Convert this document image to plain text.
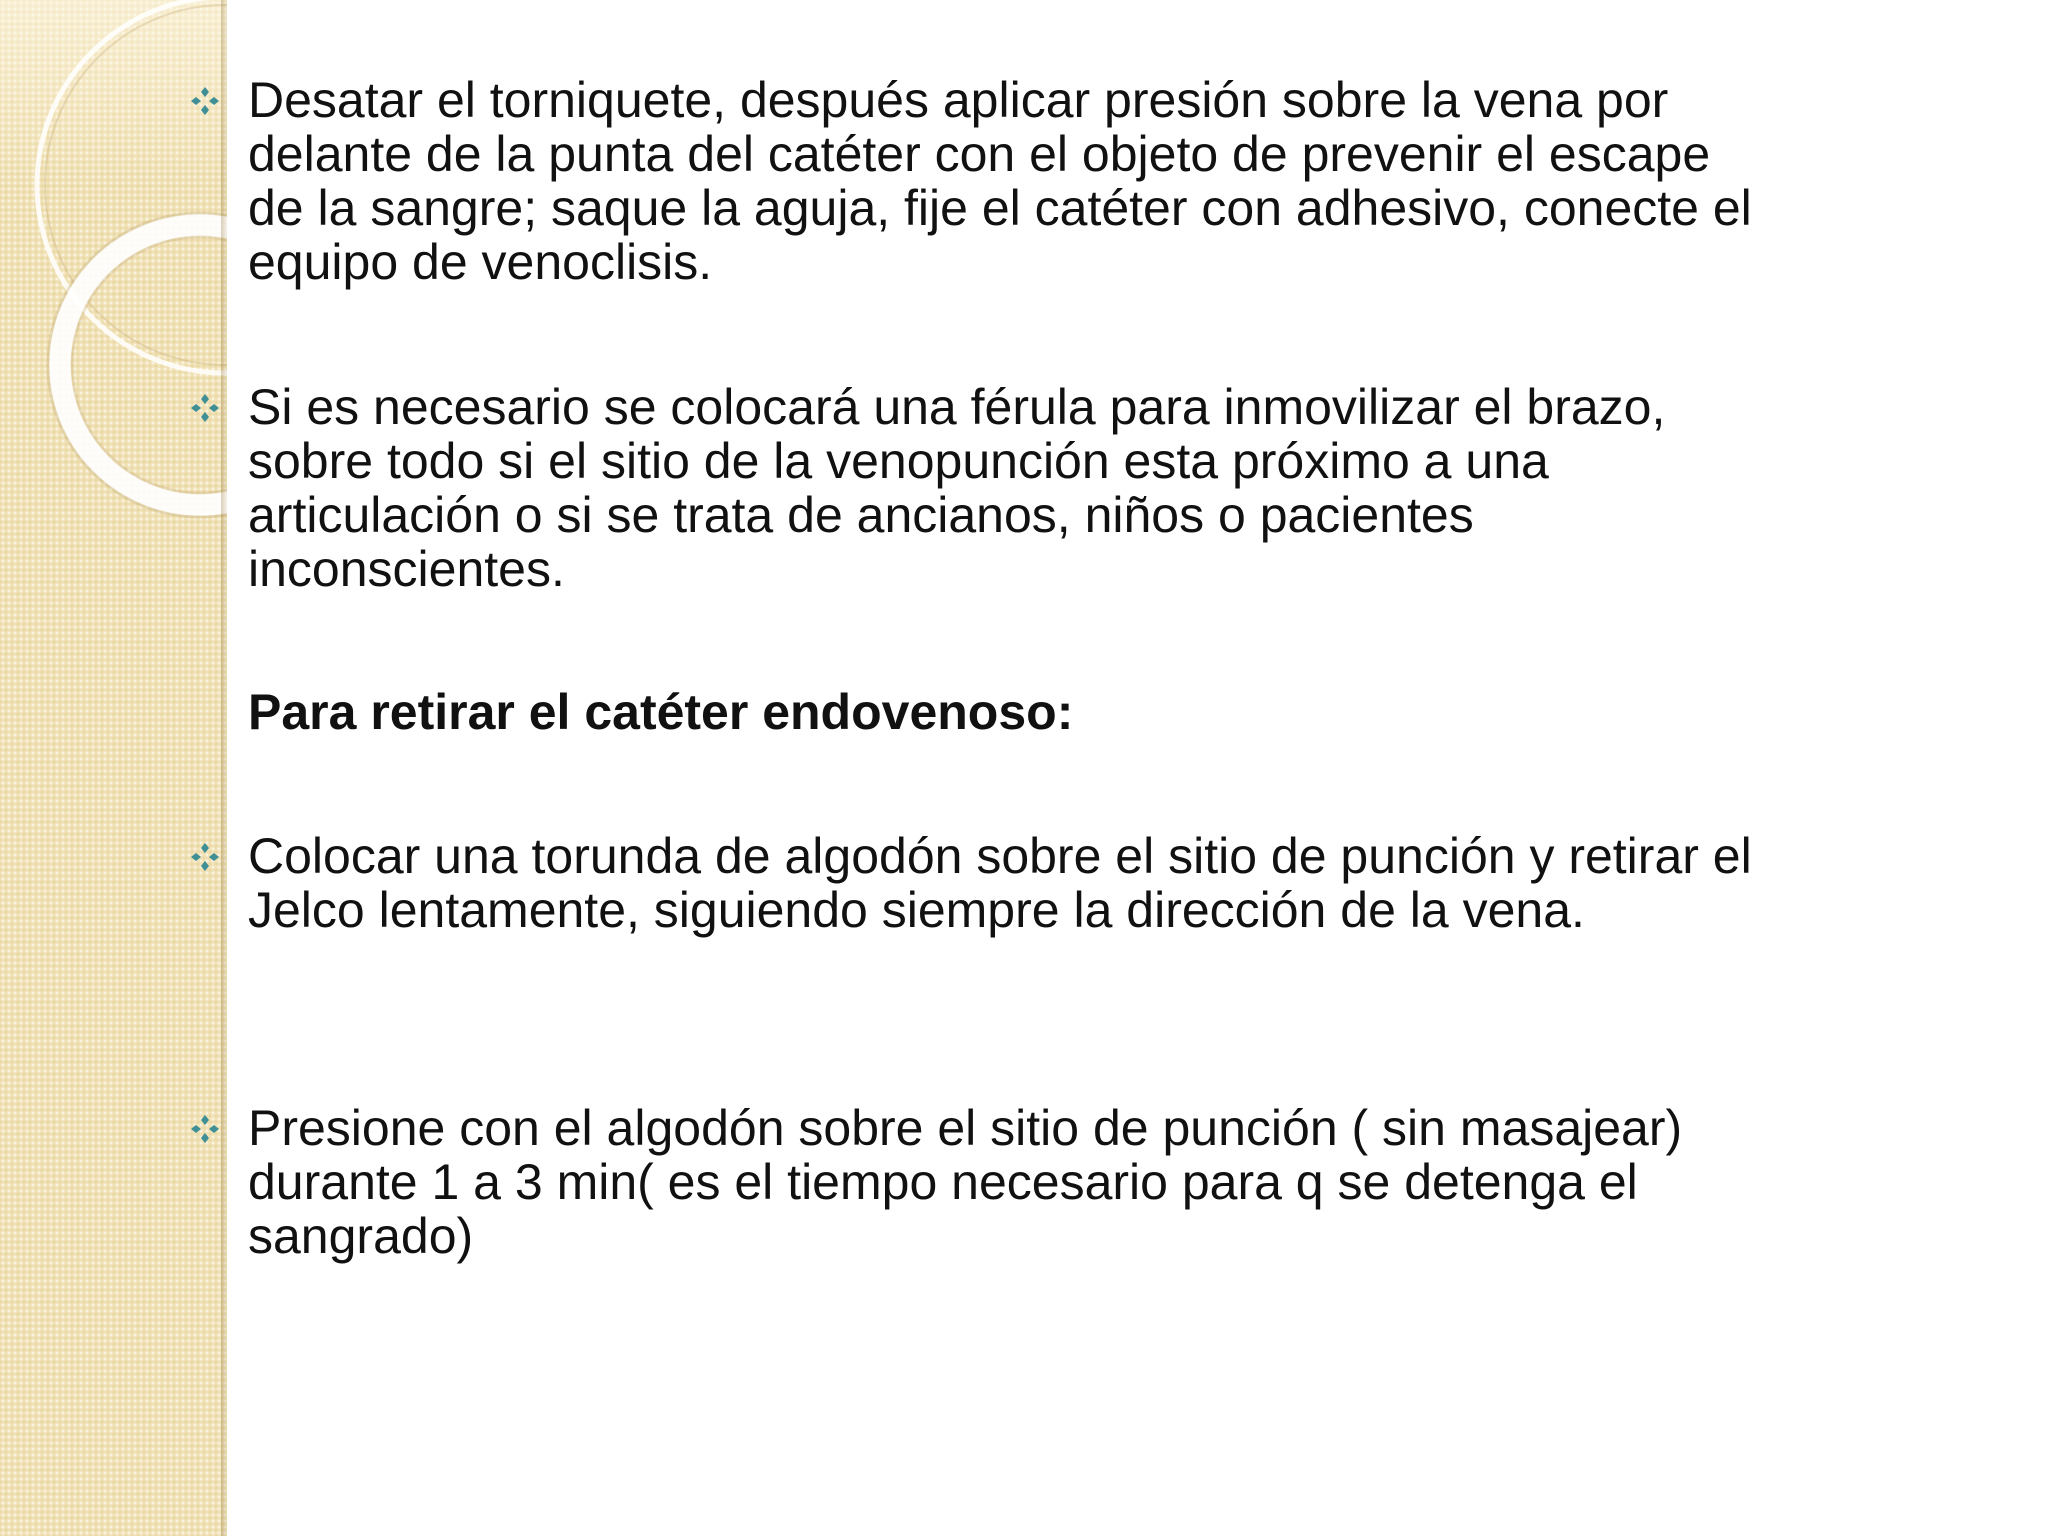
Desatar el torniquete, después aplicar presión sobre la vena por
delante de la punta del catéter con el objeto de prevenir el escape
de la sangre; saque la aguja, fije el catéter con adhesivo, conecte el
equipo de venoclisis.

Si es necesario se colocará una férula para inmovilizar el brazo,
sobre todo si el sitio de la venopunción esta próximo a una
articulación o si se trata de ancianos, niños o pacientes
inconscientes.

Para retirar el catéter endovenoso:

Colocar una torunda de algodón sobre el sitio de punción y retirar el
Jelco lentamente, siguiendo siempre la dirección de la vena.

Presione con el algodón sobre el sitio de punción ( sin masajear)
durante 1 a 3 min( es el tiempo necesario para q se detenga el
sangrado)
....................
■ GIVEN INSTRUCTION: Filter the records above for lines containing the word "vena", and copy those lines.

■ FINISHED TASK:
Desatar el torniquete, después aplicar presión sobre la vena por
Jelco lentamente, siguiendo siempre la dirección de la vena.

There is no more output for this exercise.